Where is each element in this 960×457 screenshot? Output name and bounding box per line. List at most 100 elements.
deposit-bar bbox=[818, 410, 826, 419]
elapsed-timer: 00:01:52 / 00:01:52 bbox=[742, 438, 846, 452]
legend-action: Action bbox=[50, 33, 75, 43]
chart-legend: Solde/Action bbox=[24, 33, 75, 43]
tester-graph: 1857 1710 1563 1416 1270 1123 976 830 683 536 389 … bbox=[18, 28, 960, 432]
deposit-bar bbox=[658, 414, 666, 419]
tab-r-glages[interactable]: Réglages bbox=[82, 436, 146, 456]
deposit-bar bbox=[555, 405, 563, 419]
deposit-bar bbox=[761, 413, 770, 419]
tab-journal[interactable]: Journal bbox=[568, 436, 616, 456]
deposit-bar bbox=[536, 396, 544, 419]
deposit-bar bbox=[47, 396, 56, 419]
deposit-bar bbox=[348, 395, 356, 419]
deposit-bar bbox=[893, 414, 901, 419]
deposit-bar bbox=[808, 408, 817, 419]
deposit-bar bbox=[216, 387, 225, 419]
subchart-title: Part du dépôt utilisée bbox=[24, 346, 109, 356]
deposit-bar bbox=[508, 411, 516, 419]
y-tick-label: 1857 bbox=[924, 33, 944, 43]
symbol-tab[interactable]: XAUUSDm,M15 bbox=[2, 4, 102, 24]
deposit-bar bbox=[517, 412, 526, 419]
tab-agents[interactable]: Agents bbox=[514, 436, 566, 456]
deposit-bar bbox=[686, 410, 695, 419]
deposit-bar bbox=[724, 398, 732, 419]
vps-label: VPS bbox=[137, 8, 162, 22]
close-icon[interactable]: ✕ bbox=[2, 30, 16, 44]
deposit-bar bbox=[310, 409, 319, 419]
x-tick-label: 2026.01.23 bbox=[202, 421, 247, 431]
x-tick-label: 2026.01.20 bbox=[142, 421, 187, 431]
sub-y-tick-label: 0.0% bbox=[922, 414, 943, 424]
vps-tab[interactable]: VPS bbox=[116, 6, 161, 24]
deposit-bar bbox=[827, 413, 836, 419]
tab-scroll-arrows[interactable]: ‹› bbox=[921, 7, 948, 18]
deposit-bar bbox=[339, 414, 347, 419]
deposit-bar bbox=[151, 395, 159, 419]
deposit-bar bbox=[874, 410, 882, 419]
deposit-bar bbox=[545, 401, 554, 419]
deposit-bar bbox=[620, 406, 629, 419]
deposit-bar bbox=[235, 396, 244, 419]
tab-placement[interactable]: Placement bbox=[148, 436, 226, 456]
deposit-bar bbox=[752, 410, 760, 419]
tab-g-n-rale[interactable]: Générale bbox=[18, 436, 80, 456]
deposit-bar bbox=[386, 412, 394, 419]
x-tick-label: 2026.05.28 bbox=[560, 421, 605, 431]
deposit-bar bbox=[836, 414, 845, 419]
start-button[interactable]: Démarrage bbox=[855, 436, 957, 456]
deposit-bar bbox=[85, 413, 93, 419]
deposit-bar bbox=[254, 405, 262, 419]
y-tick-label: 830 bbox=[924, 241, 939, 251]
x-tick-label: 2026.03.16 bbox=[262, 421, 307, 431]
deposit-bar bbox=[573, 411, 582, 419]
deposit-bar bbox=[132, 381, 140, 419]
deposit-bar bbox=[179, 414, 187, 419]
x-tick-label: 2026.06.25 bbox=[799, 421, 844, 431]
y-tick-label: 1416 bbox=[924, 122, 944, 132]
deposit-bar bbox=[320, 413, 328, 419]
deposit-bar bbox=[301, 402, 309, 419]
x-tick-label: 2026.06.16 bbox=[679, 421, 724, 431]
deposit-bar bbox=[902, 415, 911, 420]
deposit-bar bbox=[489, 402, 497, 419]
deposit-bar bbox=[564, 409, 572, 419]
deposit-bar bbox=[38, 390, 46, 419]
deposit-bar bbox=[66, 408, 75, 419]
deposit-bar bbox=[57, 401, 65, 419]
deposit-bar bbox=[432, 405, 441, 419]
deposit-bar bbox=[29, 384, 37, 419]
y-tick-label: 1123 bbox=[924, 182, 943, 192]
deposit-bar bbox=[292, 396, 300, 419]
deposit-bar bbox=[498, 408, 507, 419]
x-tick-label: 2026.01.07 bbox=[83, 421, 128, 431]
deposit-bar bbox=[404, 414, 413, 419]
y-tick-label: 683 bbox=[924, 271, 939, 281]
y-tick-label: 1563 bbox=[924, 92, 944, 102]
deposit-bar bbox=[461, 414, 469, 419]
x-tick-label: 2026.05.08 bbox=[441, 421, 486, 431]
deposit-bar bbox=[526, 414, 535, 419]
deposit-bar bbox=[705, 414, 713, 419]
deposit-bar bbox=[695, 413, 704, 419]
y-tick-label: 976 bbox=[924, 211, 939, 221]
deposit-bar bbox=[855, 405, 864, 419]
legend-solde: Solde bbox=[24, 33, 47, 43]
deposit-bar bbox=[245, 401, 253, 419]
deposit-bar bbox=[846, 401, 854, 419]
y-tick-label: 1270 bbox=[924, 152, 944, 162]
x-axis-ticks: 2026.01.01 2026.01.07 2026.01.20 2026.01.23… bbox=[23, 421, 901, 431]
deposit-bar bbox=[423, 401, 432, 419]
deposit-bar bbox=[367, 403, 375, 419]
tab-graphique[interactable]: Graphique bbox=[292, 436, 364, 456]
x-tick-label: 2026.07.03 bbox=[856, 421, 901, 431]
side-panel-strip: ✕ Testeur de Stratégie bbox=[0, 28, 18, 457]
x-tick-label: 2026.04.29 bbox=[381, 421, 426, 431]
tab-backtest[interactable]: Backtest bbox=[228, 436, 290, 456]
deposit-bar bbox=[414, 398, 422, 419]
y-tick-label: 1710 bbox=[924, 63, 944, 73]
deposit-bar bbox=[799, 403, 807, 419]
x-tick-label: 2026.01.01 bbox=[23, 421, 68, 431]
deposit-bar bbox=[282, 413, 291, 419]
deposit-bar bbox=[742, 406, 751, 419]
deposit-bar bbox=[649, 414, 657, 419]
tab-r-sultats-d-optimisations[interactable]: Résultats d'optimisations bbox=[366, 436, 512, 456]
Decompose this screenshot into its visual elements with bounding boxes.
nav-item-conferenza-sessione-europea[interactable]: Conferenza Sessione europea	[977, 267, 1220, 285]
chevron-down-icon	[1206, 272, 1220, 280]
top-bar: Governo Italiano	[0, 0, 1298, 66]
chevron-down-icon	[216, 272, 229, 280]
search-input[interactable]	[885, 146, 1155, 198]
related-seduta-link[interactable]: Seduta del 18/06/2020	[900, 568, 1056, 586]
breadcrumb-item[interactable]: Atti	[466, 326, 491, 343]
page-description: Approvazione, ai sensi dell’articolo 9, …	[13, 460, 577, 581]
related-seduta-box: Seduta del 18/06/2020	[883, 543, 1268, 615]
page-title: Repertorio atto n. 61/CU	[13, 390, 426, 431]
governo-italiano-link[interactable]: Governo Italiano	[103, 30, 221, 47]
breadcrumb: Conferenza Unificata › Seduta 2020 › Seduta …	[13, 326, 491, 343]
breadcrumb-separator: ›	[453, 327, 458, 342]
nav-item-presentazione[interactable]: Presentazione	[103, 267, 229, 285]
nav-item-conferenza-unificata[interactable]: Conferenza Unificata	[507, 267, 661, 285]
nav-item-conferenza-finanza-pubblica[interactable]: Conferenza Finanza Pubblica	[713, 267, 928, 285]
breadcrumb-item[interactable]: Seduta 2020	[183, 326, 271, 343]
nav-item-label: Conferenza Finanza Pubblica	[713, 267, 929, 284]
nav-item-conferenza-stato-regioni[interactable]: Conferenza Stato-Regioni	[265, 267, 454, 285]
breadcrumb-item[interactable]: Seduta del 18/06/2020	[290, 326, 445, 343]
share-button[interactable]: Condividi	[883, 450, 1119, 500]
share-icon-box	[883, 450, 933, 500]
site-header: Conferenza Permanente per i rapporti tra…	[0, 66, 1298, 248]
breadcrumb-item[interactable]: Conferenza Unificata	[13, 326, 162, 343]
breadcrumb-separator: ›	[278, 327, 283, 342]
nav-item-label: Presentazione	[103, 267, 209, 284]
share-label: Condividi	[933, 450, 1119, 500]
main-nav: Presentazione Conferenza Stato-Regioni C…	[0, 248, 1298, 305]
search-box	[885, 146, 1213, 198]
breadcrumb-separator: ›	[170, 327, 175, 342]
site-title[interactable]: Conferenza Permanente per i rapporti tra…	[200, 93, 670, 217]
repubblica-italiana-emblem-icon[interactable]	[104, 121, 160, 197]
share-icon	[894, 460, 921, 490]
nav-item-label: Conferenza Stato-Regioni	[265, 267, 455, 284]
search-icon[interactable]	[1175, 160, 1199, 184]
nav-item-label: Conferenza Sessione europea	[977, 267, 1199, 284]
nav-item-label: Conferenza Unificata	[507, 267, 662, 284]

* **Work instructions**: Reproduce the data verbatim, beginning with the very first line and continuing through the line that contains "close-icon[interactable]: ✕ bbox=[2, 30, 16, 44]", with both of those lines included.

* **Response below**:
Where is each element in this 960×457 screenshot? Output name and bounding box per line. List at most 100 elements.
deposit-bar bbox=[818, 410, 826, 419]
elapsed-timer: 00:01:52 / 00:01:52 bbox=[742, 438, 846, 452]
legend-action: Action bbox=[50, 33, 75, 43]
chart-legend: Solde/Action bbox=[24, 33, 75, 43]
tester-graph: 1857 1710 1563 1416 1270 1123 976 830 683 536 389 … bbox=[18, 28, 960, 432]
deposit-bar bbox=[658, 414, 666, 419]
tab-r-glages[interactable]: Réglages bbox=[82, 436, 146, 456]
deposit-bar bbox=[555, 405, 563, 419]
deposit-bar bbox=[761, 413, 770, 419]
tab-journal[interactable]: Journal bbox=[568, 436, 616, 456]
deposit-bar bbox=[536, 396, 544, 419]
deposit-bar bbox=[47, 396, 56, 419]
deposit-bar bbox=[348, 395, 356, 419]
deposit-bar bbox=[893, 414, 901, 419]
deposit-bar bbox=[808, 408, 817, 419]
deposit-bar bbox=[216, 387, 225, 419]
subchart-title: Part du dépôt utilisée bbox=[24, 346, 109, 356]
deposit-bar bbox=[508, 411, 516, 419]
y-tick-label: 1857 bbox=[924, 33, 944, 43]
symbol-tab[interactable]: XAUUSDm,M15 bbox=[2, 4, 102, 24]
deposit-bar bbox=[517, 412, 526, 419]
tab-agents[interactable]: Agents bbox=[514, 436, 566, 456]
deposit-bar bbox=[686, 410, 695, 419]
deposit-bar bbox=[724, 398, 732, 419]
vps-label: VPS bbox=[137, 8, 162, 22]
close-icon[interactable]: ✕ bbox=[2, 30, 16, 44]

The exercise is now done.